___ STORED DATA ___

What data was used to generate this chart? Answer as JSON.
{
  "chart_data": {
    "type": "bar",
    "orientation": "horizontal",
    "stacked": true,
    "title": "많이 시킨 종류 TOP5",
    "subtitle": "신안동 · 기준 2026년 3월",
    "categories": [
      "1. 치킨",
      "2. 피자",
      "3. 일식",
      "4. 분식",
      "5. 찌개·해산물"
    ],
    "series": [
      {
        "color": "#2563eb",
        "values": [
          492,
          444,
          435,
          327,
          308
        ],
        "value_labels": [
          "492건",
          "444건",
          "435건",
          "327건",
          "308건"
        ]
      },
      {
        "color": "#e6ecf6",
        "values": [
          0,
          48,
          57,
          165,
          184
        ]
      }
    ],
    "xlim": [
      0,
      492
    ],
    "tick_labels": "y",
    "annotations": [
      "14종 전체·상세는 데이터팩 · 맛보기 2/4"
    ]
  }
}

___

Each line must be given again exactly as written above.

What data was used to generate this chart? Answer as JSON.
{
  "chart_data": {
    "type": "bar",
    "orientation": "horizontal",
    "stacked": true,
    "title": "많이 시킨 종류 TOP5",
    "subtitle": "신안동 · 기준 2026년 3월",
    "categories": [
      "1. 치킨",
      "2. 피자",
      "3. 일식",
      "4. 분식",
      "5. 찌개·해산물"
    ],
    "series": [
      {
        "color": "#2563eb",
        "values": [
          492,
          444,
          435,
          327,
          308
        ],
        "value_labels": [
          "492건",
          "444건",
          "435건",
          "327건",
          "308건"
        ]
      },
      {
        "color": "#e6ecf6",
        "values": [
          0,
          48,
          57,
          165,
          184
        ]
      }
    ],
    "xlim": [
      0,
      492
    ],
    "tick_labels": "y",
    "annotations": [
      "14종 전체·상세는 데이터팩 · 맛보기 2/4"
    ]
  }
}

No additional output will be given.